(Data items)
***

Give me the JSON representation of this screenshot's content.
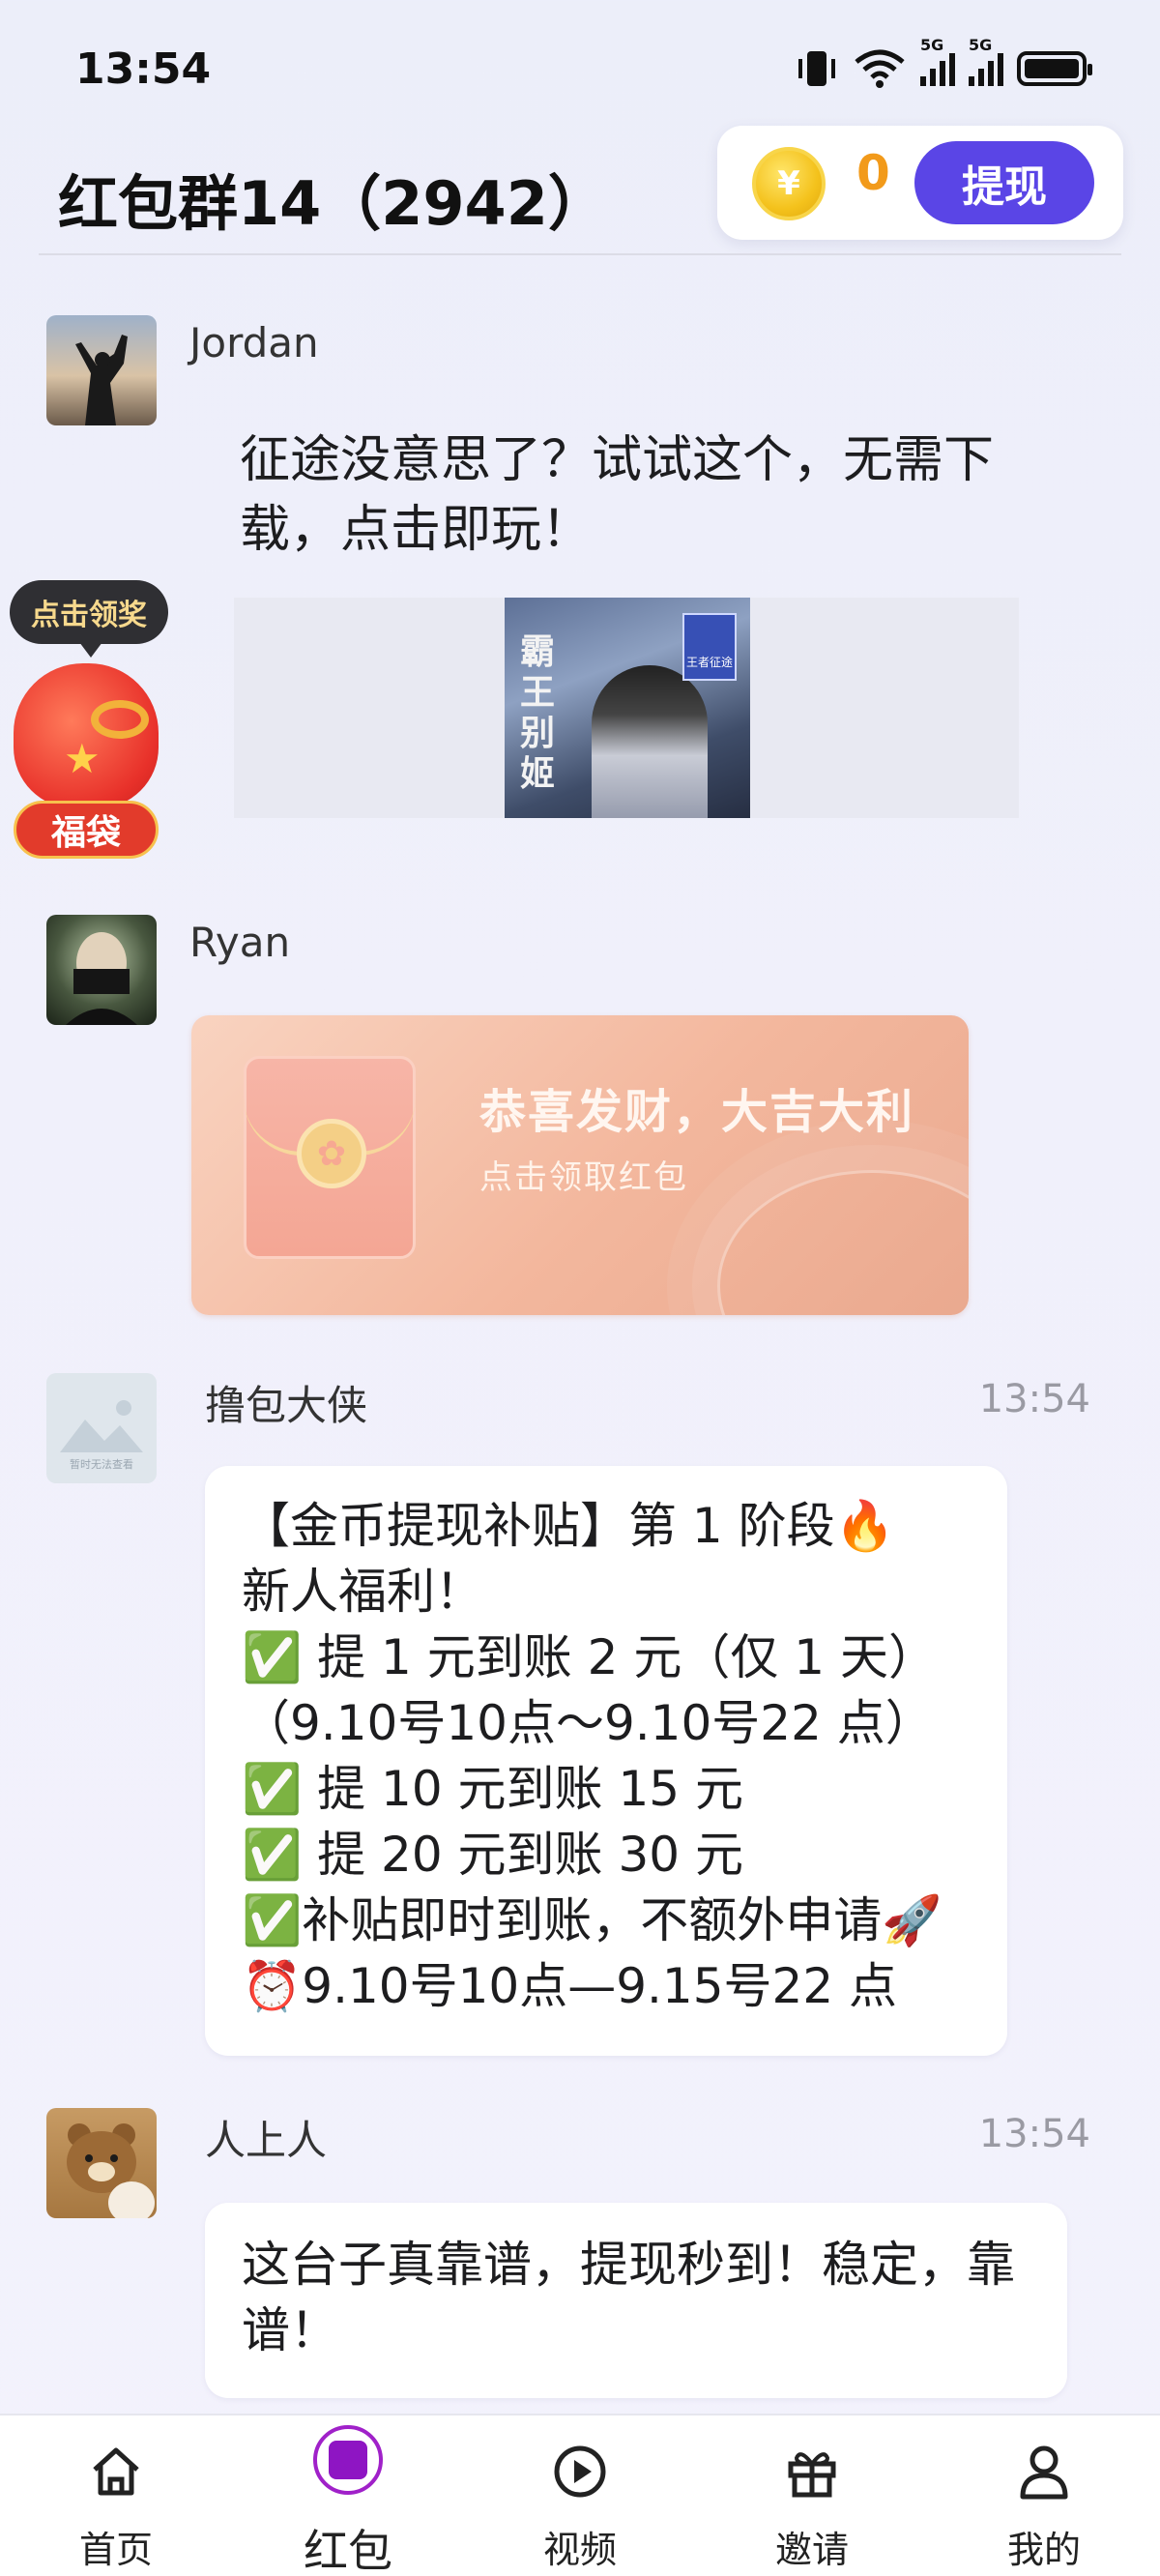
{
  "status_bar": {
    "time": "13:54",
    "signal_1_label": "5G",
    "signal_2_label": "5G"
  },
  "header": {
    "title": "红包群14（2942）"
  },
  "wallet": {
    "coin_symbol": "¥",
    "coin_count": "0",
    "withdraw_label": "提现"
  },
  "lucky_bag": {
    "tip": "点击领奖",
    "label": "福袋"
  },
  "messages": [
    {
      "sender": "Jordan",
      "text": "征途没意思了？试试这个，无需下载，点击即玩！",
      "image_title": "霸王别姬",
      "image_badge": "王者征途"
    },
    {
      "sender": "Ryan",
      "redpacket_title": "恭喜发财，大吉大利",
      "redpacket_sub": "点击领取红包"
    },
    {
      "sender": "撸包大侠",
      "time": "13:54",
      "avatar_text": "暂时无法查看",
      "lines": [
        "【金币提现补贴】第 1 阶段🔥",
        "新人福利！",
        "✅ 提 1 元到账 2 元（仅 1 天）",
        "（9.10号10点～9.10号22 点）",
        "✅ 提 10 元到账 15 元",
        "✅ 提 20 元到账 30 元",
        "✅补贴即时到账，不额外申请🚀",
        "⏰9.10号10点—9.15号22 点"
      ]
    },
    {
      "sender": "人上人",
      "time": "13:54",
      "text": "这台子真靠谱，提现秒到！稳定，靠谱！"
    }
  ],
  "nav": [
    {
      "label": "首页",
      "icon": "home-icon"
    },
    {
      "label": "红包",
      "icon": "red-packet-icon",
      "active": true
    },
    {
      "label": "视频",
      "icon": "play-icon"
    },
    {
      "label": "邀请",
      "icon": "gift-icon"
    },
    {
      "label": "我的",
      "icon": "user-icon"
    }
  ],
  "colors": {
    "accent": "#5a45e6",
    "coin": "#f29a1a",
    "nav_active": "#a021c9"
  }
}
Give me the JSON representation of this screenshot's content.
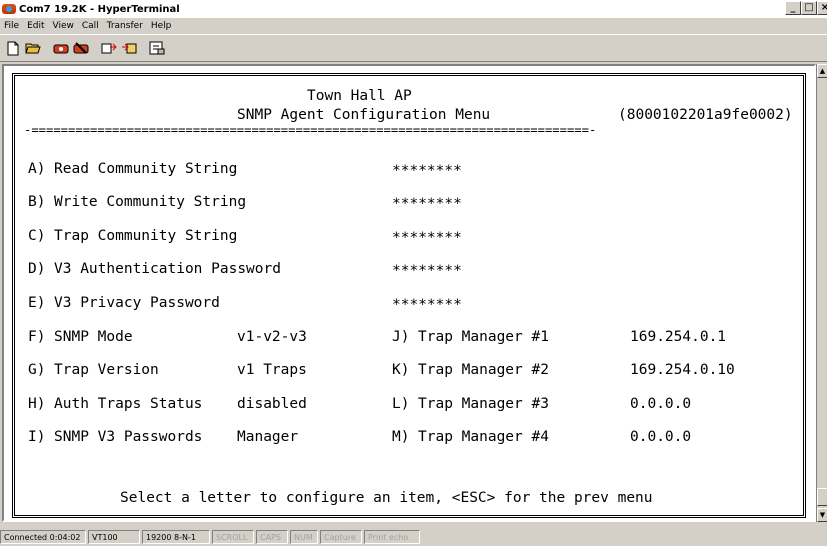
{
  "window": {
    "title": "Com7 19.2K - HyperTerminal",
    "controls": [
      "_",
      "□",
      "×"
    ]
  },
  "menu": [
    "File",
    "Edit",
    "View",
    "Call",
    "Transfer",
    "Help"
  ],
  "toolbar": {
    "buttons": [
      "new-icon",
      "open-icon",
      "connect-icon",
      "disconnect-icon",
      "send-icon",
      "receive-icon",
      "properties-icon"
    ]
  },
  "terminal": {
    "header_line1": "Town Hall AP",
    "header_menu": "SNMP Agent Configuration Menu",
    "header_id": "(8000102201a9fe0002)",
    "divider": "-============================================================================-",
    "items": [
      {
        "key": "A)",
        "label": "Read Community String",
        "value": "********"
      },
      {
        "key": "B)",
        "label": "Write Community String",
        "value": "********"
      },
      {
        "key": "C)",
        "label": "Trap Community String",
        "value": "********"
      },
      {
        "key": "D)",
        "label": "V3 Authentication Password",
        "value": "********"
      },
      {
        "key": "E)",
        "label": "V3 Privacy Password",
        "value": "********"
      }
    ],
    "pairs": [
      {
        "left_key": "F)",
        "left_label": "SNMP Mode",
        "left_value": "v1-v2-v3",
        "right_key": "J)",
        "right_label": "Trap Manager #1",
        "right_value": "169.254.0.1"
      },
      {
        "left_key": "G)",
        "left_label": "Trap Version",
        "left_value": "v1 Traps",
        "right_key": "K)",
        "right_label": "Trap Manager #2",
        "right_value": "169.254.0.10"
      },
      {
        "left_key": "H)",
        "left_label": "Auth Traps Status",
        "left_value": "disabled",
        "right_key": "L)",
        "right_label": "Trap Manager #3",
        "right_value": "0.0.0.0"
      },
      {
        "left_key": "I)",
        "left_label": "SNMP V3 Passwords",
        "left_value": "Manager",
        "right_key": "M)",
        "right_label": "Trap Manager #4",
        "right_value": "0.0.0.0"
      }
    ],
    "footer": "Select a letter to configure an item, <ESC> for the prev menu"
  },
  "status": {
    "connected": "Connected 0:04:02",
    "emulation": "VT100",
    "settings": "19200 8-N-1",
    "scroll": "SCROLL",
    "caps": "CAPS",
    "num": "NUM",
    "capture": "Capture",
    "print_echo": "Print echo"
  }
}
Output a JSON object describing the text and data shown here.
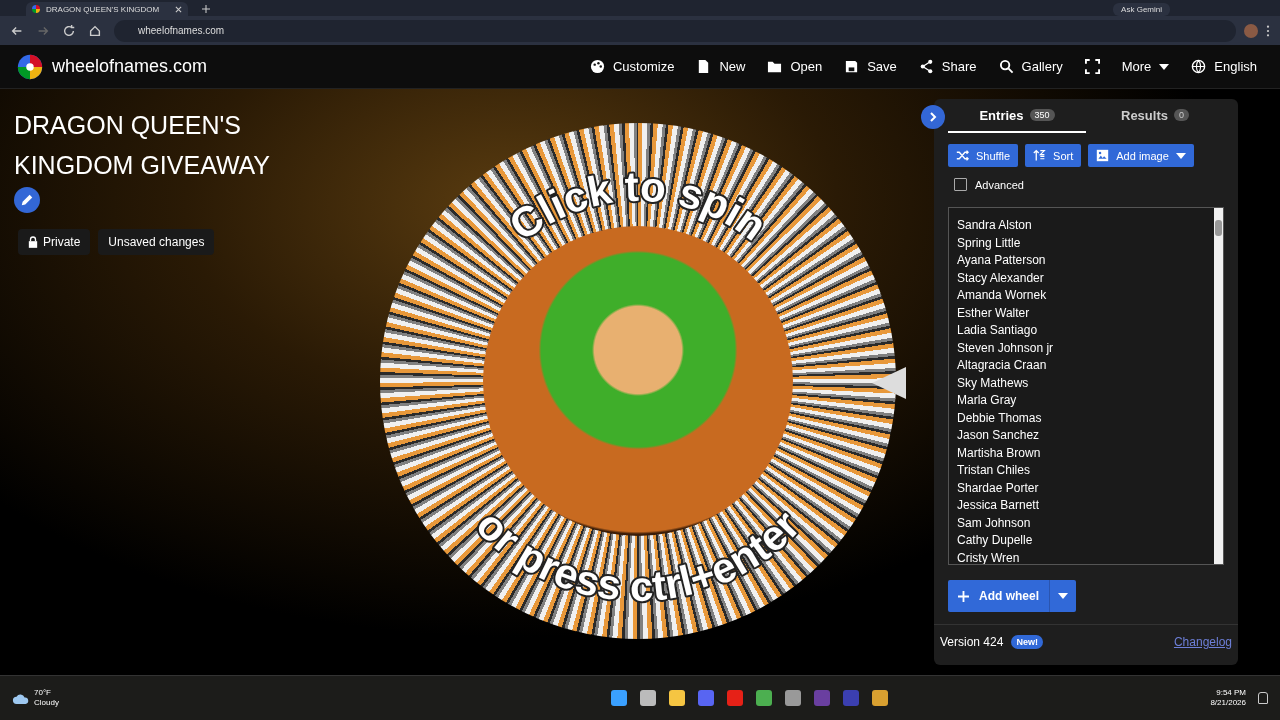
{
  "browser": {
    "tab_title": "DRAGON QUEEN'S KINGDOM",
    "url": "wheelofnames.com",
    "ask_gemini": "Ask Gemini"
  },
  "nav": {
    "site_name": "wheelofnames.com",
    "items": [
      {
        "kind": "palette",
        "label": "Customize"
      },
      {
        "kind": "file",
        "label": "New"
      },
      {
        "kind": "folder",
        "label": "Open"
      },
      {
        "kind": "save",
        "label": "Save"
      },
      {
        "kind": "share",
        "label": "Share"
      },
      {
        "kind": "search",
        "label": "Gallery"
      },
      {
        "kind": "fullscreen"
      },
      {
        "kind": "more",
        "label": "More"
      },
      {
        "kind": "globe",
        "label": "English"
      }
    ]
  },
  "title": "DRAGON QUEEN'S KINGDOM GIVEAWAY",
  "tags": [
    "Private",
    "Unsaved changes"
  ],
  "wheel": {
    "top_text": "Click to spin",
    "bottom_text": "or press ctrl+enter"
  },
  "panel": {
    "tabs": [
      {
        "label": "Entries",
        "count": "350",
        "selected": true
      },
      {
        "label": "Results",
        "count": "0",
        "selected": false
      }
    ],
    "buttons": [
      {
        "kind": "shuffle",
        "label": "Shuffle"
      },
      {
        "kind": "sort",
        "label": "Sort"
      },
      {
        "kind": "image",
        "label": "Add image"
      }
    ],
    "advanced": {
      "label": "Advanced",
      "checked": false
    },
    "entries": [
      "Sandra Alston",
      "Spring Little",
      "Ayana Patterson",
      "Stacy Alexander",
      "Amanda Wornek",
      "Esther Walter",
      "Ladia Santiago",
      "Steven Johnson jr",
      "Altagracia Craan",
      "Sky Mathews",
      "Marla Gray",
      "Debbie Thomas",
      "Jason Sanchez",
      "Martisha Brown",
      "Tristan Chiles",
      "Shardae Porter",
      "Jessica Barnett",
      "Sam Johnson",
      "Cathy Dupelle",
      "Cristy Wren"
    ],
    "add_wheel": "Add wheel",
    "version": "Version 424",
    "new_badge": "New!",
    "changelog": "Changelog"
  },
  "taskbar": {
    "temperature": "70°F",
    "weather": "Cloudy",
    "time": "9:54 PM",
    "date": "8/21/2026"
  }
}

***

[What is being asked] Show every line of the listing in which the string "KINGDOM" can be found.

[Reply to the task]
    "tab_title": "DRAGON QUEEN'S KINGDOM",
  "title": "DRAGON QUEEN'S KINGDOM GIVEAWAY",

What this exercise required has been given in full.